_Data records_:
[Start]
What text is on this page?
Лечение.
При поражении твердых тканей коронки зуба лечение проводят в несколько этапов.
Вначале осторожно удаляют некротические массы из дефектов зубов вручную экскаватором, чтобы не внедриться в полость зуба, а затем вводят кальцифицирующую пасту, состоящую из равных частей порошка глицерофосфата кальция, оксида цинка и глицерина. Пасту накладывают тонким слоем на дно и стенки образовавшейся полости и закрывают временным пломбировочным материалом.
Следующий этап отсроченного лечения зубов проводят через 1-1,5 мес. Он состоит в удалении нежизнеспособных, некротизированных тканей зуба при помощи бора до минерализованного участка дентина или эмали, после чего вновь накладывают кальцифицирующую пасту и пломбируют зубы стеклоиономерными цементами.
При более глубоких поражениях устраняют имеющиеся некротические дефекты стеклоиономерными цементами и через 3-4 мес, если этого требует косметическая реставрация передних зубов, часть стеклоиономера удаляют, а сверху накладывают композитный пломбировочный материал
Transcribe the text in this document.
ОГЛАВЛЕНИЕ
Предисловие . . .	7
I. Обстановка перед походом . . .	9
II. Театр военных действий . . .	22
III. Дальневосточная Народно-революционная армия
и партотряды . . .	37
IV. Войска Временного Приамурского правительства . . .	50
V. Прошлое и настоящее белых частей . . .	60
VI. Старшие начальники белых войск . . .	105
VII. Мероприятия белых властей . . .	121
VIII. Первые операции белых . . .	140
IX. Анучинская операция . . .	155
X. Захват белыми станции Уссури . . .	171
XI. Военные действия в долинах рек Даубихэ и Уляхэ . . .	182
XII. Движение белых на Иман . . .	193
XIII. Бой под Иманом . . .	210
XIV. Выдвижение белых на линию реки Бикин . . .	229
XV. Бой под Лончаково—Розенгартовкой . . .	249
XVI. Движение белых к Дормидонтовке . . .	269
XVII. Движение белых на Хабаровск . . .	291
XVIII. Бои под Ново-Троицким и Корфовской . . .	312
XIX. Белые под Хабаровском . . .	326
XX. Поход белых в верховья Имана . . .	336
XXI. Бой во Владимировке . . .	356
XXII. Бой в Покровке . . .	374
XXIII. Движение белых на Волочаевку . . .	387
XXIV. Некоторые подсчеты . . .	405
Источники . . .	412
[End]
_Exercise aim_: Reproduce every line of the data verbatim.

_Written answer_:
What text is on this page?
Лечение.
При поражении твердых тканей коронки зуба лечение проводят в несколько этапов.
Вначале осторожно удаляют некротические массы из дефектов зубов вручную экскаватором, чтобы не внедриться в полость зуба, а затем вводят кальцифицирующую пасту, состоящую из равных частей порошка глицерофосфата кальция, оксида цинка и глицерина. Пасту накладывают тонким слоем на дно и стенки образовавшейся полости и закрывают временным пломбировочным материалом.
Следующий этап отсроченного лечения зубов проводят через 1-1,5 мес. Он состоит в удалении нежизнеспособных, некротизированных тканей зуба при помощи бора до минерализованного участка дентина или эмали, после чего вновь накладывают кальцифицирующую пасту и пломбируют зубы стеклоиономерными цементами.
При более глубоких поражениях устраняют имеющиеся некротические дефекты стеклоиономерными цементами и через 3-4 мес, если этого требует косметическая реставрация передних зубов, часть стеклоиономера удаляют, а сверху накладывают композитный пломбировочный материал
Transcribe the text in this document.
ОГЛАВЛЕНИЕ
Предисловие . . .	7
I. Обстановка перед походом . . .	9
II. Театр военных действий . . .	22
III. Дальневосточная Народно-революционная армия
и партотряды . . .	37
IV. Войска Временного Приамурского правительства . . .	50
V. Прошлое и настоящее белых частей . . .	60
VI. Старшие начальники белых войск . . .	105
VII. Мероприятия белых властей . . .	121
VIII. Первые операции белых . . .	140
IX. Анучинская операция . . .	155
X. Захват белыми станции Уссури . . .	171
XI. Военные действия в долинах рек Даубихэ и Уляхэ . . .	182
XII. Движение белых на Иман . . .	193
XIII. Бой под Иманом . . .	210
XIV. Выдвижение белых на линию реки Бикин . . .	229
XV. Бой под Лончаково—Розенгартовкой . . .	249
XVI. Движение белых к Дормидонтовке . . .	269
XVII. Движение белых на Хабаровск . . .	291
XVIII. Бои под Ново-Троицким и Корфовской . . .	312
XIX. Белые под Хабаровском . . .	326
XX. Поход белых в верховья Имана . . .	336
XXI. Бой во Владимировке . . .	356
XXII. Бой в Покровке . . .	374
XXIII. Движение белых на Волочаевку . . .	387
XXIV. Некоторые подсчеты . . .	405
Источники . . .	412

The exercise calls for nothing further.